The task: Your task is to return the span of lines beginning at the one with "Extract the structured" and ending at the last line of the data, exactly as it stands.

Excerpted data:
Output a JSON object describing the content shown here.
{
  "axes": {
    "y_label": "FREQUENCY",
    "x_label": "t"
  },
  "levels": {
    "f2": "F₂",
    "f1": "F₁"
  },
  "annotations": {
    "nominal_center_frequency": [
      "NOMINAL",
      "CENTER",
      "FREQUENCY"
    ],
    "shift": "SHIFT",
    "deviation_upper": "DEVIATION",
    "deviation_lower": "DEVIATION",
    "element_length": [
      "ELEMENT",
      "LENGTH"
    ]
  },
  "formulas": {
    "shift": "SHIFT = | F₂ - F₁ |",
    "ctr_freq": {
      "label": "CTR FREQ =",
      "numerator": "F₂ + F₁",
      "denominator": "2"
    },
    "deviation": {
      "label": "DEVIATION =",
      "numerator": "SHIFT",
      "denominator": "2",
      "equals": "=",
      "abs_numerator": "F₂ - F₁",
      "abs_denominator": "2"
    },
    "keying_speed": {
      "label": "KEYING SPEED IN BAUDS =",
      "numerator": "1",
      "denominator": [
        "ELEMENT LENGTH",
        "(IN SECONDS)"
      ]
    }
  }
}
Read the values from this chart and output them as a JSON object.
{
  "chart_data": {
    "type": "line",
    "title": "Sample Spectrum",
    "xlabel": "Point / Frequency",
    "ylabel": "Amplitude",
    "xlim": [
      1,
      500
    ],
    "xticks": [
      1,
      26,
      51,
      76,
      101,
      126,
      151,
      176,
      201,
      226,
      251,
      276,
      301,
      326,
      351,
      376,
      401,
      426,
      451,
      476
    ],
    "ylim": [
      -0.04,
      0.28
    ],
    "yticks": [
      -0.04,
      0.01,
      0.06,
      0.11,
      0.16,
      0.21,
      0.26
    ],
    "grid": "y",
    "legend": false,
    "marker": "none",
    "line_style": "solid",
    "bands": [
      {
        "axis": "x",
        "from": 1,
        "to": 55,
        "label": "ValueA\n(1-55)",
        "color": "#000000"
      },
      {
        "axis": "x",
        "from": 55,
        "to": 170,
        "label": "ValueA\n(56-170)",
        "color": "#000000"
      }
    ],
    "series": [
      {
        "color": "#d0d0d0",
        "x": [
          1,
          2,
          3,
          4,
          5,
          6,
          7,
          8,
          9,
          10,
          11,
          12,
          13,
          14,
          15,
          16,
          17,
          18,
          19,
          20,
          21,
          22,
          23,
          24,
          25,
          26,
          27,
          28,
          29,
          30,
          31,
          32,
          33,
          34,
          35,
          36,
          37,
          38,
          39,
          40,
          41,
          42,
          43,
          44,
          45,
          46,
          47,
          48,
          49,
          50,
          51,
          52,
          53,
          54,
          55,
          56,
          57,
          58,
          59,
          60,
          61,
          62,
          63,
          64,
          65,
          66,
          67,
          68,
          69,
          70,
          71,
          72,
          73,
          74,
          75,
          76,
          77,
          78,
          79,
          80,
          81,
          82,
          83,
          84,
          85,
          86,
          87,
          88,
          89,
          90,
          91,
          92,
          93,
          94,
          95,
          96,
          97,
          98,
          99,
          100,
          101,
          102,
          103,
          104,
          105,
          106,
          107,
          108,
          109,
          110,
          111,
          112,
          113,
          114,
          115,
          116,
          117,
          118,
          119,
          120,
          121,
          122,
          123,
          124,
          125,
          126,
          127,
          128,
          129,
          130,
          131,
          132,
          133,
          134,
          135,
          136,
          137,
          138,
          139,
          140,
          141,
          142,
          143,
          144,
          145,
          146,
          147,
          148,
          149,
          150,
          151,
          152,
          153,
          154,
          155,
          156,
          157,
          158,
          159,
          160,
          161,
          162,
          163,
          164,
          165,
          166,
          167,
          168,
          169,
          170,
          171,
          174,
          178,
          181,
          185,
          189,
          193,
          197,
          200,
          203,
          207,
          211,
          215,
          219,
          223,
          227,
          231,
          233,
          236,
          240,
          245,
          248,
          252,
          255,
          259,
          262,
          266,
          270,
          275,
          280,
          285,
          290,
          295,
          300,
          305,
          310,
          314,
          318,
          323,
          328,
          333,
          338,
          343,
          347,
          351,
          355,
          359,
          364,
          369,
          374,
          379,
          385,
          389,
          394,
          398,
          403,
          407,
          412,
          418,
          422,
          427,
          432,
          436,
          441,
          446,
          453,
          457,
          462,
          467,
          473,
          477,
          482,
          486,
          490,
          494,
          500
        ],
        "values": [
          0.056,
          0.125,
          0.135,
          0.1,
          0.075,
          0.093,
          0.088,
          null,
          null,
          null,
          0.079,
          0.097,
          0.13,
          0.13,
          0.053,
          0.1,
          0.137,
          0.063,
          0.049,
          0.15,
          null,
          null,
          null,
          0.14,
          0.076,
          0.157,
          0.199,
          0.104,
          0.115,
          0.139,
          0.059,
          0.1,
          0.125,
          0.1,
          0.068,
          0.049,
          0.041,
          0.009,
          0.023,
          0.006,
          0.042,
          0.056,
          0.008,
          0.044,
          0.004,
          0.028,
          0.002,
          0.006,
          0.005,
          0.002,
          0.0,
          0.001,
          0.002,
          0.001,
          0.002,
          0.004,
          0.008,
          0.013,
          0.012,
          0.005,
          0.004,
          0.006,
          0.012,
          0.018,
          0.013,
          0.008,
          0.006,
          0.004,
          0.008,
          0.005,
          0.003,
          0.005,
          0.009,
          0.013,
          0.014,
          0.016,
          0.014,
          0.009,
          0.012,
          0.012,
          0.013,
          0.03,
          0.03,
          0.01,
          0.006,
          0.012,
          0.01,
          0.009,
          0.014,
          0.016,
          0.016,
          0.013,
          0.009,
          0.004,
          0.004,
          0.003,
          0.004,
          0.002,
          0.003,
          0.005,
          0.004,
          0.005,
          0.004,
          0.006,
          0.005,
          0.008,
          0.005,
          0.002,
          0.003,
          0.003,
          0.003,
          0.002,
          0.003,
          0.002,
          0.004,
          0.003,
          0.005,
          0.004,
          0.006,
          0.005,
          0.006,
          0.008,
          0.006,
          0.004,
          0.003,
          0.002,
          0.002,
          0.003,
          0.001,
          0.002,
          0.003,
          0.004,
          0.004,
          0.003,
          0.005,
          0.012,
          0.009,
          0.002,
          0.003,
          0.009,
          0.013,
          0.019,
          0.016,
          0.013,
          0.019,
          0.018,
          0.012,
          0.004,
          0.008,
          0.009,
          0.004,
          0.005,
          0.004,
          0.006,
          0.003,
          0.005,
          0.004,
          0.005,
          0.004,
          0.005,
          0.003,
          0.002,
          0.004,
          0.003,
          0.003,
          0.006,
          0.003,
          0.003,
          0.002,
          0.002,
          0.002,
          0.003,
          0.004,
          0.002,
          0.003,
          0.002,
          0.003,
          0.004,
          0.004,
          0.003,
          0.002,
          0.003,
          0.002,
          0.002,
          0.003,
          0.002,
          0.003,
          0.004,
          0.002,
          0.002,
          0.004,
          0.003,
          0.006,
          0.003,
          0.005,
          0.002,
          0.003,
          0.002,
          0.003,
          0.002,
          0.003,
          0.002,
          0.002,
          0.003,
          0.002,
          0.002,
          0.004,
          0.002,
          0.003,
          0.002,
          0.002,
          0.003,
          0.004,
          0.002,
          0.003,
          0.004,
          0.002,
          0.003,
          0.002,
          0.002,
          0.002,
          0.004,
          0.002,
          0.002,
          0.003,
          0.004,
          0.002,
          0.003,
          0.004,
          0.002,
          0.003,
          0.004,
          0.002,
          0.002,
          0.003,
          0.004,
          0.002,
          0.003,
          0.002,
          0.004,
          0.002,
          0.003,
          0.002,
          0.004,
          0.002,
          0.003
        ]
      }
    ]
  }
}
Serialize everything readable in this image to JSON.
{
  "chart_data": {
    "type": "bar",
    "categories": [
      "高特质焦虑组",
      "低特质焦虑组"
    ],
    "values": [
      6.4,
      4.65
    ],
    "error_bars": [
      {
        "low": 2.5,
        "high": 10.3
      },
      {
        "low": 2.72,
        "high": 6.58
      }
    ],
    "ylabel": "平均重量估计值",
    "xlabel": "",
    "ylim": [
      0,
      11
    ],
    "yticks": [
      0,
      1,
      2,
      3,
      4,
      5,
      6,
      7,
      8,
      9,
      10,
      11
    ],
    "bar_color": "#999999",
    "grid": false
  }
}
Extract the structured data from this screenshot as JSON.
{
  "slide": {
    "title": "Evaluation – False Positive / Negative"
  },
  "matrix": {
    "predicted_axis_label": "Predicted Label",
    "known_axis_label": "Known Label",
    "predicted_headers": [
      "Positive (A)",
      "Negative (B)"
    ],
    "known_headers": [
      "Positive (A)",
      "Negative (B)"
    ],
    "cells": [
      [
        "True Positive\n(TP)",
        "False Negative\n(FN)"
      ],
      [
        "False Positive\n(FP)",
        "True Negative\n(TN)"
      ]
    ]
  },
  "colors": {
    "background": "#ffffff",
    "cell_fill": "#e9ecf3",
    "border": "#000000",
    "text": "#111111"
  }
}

Problem solution:
Extract the structured data from this screenshot as JSON.
{
  "slide": {
    "title": "Evaluation – False Positive / Negative"
  },
  "matrix": {
    "predicted_axis_label": "Predicted Label",
    "known_axis_label": "Known Label",
    "predicted_headers": [
      "Positive (A)",
      "Negative (B)"
    ],
    "known_headers": [
      "Positive (A)",
      "Negative (B)"
    ],
    "cells": [
      [
        "True Positive\n(TP)",
        "False Negative\n(FN)"
      ],
      [
        "False Positive\n(FP)",
        "True Negative\n(TN)"
      ]
    ]
  },
  "colors": {
    "background": "#ffffff",
    "cell_fill": "#e9ecf3",
    "border": "#000000",
    "text": "#111111"
  }
}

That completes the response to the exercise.